Extracted records:
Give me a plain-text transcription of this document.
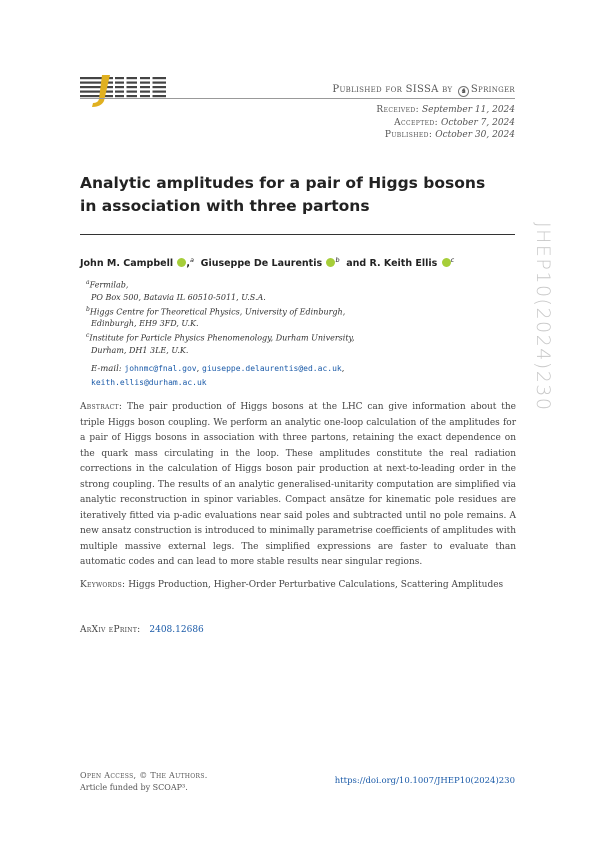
Published for SISSA by ♞ Springer
Received: September 11, 2024
Accepted: October 7, 2024
Published: October 30, 2024
Analytic amplitudes for a pair of Higgs bosons in association with three partons
John M. Campbell ,$^a$ Giuseppe De Laurentis $^b$ and R. Keith Ellis $^c$
$^a$Fermilab,
PO Box 500, Batavia IL 60510-5011, U.S.A.
$^b$Higgs Centre for Theoretical Physics, University of Edinburgh,
Edinburgh, EH9 3FD, U.K.
$^c$Institute for Particle Physics Phenomenology, Durham University,
Durham, DH1 3LE, U.K.
E-mail: johnmc@fnal.gov, giuseppe.delaurentis@ed.ac.uk,
keith.ellis@durham.ac.uk

Abstract: The pair production of Higgs bosons at the LHC can give information about the triple Higgs boson coupling. We perform an analytic one-loop calculation of the amplitudes for a pair of Higgs bosons in association with three partons, retaining the exact dependence on the quark mass circulating in the loop. These amplitudes constitute the real radiation corrections in the calculation of Higgs boson pair production at next-to-leading order in the strong coupling. The results of an analytic generalised-unitarity computation are simplified via analytic reconstruction in spinor variables. Compact ansätze for kinematic pole residues are iteratively fitted via p-adic evaluations near said poles and subtracted until no pole remains. A new ansatz construction is introduced to minimally parametrise coefficients of amplitudes with multiple massive external legs. The simplified expressions are faster to evaluate than automatic codes and can lead to more stable results near singular regions.

Keywords: Higgs Production, Higher-Order Perturbative Calculations, Scattering Amplitudes

ArXiv ePrint: 2408.12686
Open Access, © The Authors.
Article funded by SCOAP³.
https://doi.org/10.1007/JHEP10(2024)230
JHEP10(2024)230
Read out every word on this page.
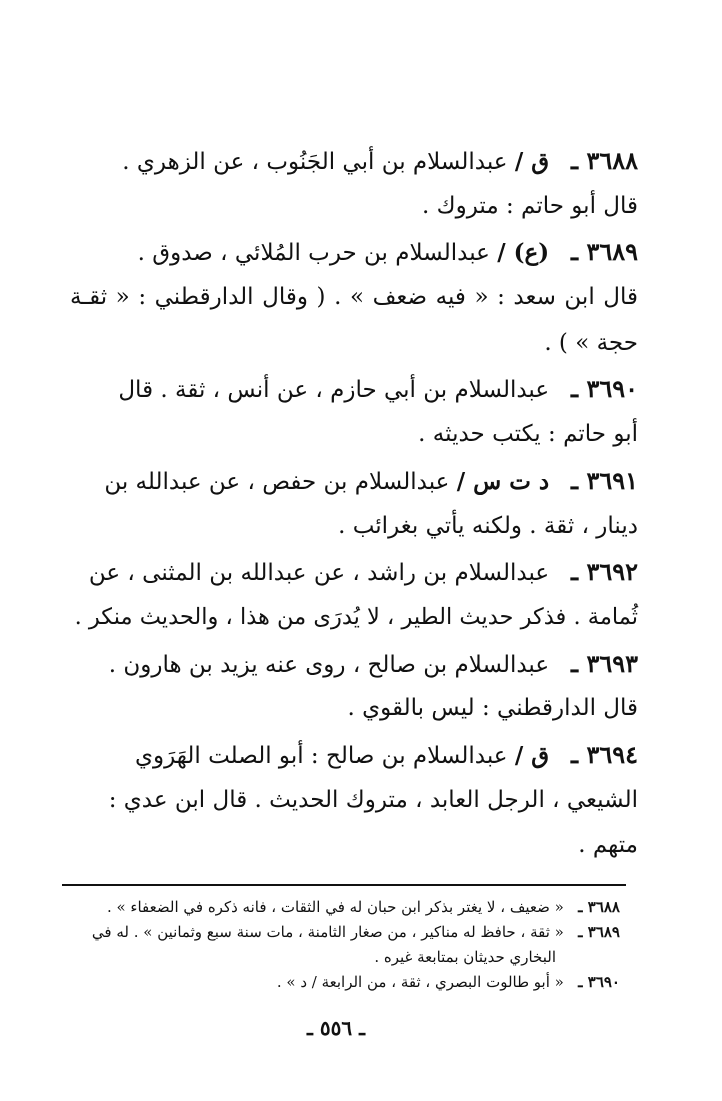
٣٦٨٨ ـ   ق / عبدالسلام بن أبي الجَنُوب ، عن الزهري .
قال أبو حاتم : متروك .
٣٦٨٩ ـ   (ع) / عبدالسلام بن حرب المُلائي ، صدوق .
قال ابن سعد : « فيه ضعف » . ( وقال الدارقطني : « ثقـة
حجة » ) .
٣٦٩٠ ـ   عبدالسلام بن أبي حازم ، عن أنس ، ثقة . قال
أبو حاتم : يكتب حديثه .
٣٦٩١ ـ   د ت س / عبدالسلام بن حفص ، عن عبدالله بن
دينار ، ثقة . ولكنه يأتي بغرائب .
٣٦٩٢ ـ   عبدالسلام بن راشد ، عن عبدالله بن المثنى ، عن
ثُمامة . فذكر حديث الطير ، لا يُدرَى من هذا ، والحديث منكر .
٣٦٩٣ ـ   عبدالسلام بن صالح ، روى عنه يزيد بن هارون .
قال الدارقطني : ليس بالقوي .
٣٦٩٤ ـ   ق / عبدالسلام بن صالح : أبو الصلت الهَرَوي
الشيعي ، الرجل العابد ، متروك الحديث . قال ابن عدي :
متهم .
٣٦٨٨ ـ   « ضعيف ، لا يغتر بذكر ابن حبان له في الثقات ، فانه ذكره في الضعفاء » .
٣٦٨٩ ـ   « ثقة ، حافظ له مناكير ، من صغار الثامنة ، مات سنة سبع وثمانين » . له في
البخاري حديثان بمتابعة غيره .
٣٦٩٠ ـ   « أبو طالوت البصري ، ثقة ، من الرابعة / د » .
ـ ٥٥٦ ـ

Written request
Restate each entry word for word, leaving out any pictures.

Written answer
Give me a plain-text transcription of this document.
Published for SISSA by ♞ Springer
Received: September 11, 2024
Accepted: October 7, 2024
Published: October 30, 2024
Analytic amplitudes for a pair of Higgs bosons in association with three partons
John M. Campbell ,$^a$ Giuseppe De Laurentis $^b$ and R. Keith Ellis $^c$
$^a$Fermilab,
PO Box 500, Batavia IL 60510-5011, U.S.A.
$^b$Higgs Centre for Theoretical Physics, University of Edinburgh,
Edinburgh, EH9 3FD, U.K.
$^c$Institute for Particle Physics Phenomenology, Durham University,
Durham, DH1 3LE, U.K.
E-mail: johnmc@fnal.gov, giuseppe.delaurentis@ed.ac.uk,
keith.ellis@durham.ac.uk

Abstract: The pair production of Higgs bosons at the LHC can give information about the triple Higgs boson coupling. We perform an analytic one-loop calculation of the amplitudes for a pair of Higgs bosons in association with three partons, retaining the exact dependence on the quark mass circulating in the loop. These amplitudes constitute the real radiation corrections in the calculation of Higgs boson pair production at next-to-leading order in the strong coupling. The results of an analytic generalised-unitarity computation are simplified via analytic reconstruction in spinor variables. Compact ansätze for kinematic pole residues are iteratively fitted via p-adic evaluations near said poles and subtracted until no pole remains. A new ansatz construction is introduced to minimally parametrise coefficients of amplitudes with multiple massive external legs. The simplified expressions are faster to evaluate than automatic codes and can lead to more stable results near singular regions.

Keywords: Higgs Production, Higher-Order Perturbative Calculations, Scattering Amplitudes

ArXiv ePrint: 2408.12686
Open Access, © The Authors.
Article funded by SCOAP³.
https://doi.org/10.1007/JHEP10(2024)230
JHEP10(2024)230
Read out every word on this page.
٣٦٨٨ ـ   ق / عبدالسلام بن أبي الجَنُوب ، عن الزهري .
قال أبو حاتم : متروك .
٣٦٨٩ ـ   (ع) / عبدالسلام بن حرب المُلائي ، صدوق .
قال ابن سعد : « فيه ضعف » . ( وقال الدارقطني : « ثقـة
حجة » ) .
٣٦٩٠ ـ   عبدالسلام بن أبي حازم ، عن أنس ، ثقة . قال
أبو حاتم : يكتب حديثه .
٣٦٩١ ـ   د ت س / عبدالسلام بن حفص ، عن عبدالله بن
دينار ، ثقة . ولكنه يأتي بغرائب .
٣٦٩٢ ـ   عبدالسلام بن راشد ، عن عبدالله بن المثنى ، عن
ثُمامة . فذكر حديث الطير ، لا يُدرَى من هذا ، والحديث منكر .
٣٦٩٣ ـ   عبدالسلام بن صالح ، روى عنه يزيد بن هارون .
قال الدارقطني : ليس بالقوي .
٣٦٩٤ ـ   ق / عبدالسلام بن صالح : أبو الصلت الهَرَوي
الشيعي ، الرجل العابد ، متروك الحديث . قال ابن عدي :
متهم .
٣٦٨٨ ـ   « ضعيف ، لا يغتر بذكر ابن حبان له في الثقات ، فانه ذكره في الضعفاء » .
٣٦٨٩ ـ   « ثقة ، حافظ له مناكير ، من صغار الثامنة ، مات سنة سبع وثمانين » . له في
البخاري حديثان بمتابعة غيره .
٣٦٩٠ ـ   « أبو طالوت البصري ، ثقة ، من الرابعة / د » .
ـ ٥٥٦ ـ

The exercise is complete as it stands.